What you are asked to do » Search the data for the string "closes" and extract every line where it appears.

=-=-=

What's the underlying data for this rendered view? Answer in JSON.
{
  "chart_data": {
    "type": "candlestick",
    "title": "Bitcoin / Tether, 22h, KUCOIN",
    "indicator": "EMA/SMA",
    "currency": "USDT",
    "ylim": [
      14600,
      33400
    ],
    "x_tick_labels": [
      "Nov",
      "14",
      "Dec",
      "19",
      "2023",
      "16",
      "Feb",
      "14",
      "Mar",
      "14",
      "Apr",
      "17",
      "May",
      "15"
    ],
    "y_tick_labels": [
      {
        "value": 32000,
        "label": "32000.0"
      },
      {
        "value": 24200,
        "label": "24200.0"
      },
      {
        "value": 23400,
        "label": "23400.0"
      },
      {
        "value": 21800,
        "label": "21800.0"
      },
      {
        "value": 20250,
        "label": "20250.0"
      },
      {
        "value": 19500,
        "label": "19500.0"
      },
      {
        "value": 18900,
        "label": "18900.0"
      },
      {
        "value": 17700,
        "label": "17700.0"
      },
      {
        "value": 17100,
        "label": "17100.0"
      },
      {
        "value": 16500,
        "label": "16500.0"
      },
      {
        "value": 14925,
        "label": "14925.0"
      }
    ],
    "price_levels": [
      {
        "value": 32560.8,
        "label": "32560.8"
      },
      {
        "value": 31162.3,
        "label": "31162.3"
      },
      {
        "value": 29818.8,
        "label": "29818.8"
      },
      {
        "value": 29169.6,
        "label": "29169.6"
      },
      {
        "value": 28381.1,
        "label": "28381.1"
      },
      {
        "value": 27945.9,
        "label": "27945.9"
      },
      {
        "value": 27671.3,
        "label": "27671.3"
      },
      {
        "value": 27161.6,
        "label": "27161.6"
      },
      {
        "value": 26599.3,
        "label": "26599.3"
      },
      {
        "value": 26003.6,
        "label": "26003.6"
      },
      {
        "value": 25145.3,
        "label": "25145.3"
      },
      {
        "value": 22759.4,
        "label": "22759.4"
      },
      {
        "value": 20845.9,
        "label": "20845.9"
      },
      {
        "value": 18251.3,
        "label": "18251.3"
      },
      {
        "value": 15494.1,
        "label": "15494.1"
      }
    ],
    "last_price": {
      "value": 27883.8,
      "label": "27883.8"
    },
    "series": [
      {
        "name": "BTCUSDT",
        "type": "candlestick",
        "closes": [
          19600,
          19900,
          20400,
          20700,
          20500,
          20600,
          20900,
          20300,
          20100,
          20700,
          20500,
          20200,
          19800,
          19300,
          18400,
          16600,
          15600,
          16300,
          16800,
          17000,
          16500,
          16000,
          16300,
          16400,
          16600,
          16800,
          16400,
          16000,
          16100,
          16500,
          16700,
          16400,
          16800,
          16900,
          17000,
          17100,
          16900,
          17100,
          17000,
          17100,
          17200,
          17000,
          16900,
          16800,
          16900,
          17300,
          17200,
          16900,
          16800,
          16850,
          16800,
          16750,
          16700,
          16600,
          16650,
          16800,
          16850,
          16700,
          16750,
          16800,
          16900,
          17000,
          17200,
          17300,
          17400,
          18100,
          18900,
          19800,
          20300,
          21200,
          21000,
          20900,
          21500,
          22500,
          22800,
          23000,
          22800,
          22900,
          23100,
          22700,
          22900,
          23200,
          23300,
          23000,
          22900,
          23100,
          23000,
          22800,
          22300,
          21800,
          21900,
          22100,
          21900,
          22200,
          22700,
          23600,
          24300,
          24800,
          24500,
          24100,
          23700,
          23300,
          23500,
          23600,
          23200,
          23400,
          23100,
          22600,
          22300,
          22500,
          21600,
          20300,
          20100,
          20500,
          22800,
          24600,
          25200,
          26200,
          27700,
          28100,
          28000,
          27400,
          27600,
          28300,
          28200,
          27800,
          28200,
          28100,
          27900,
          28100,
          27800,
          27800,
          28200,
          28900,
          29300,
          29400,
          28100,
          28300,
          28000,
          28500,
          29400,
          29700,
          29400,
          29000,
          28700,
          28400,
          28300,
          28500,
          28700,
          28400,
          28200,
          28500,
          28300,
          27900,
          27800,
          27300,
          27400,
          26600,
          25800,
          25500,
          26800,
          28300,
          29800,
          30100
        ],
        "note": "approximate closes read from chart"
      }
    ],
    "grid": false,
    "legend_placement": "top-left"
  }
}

=-=-=

Solution to this problem »
        "closes": [
        "note": "approximate closes read from chart"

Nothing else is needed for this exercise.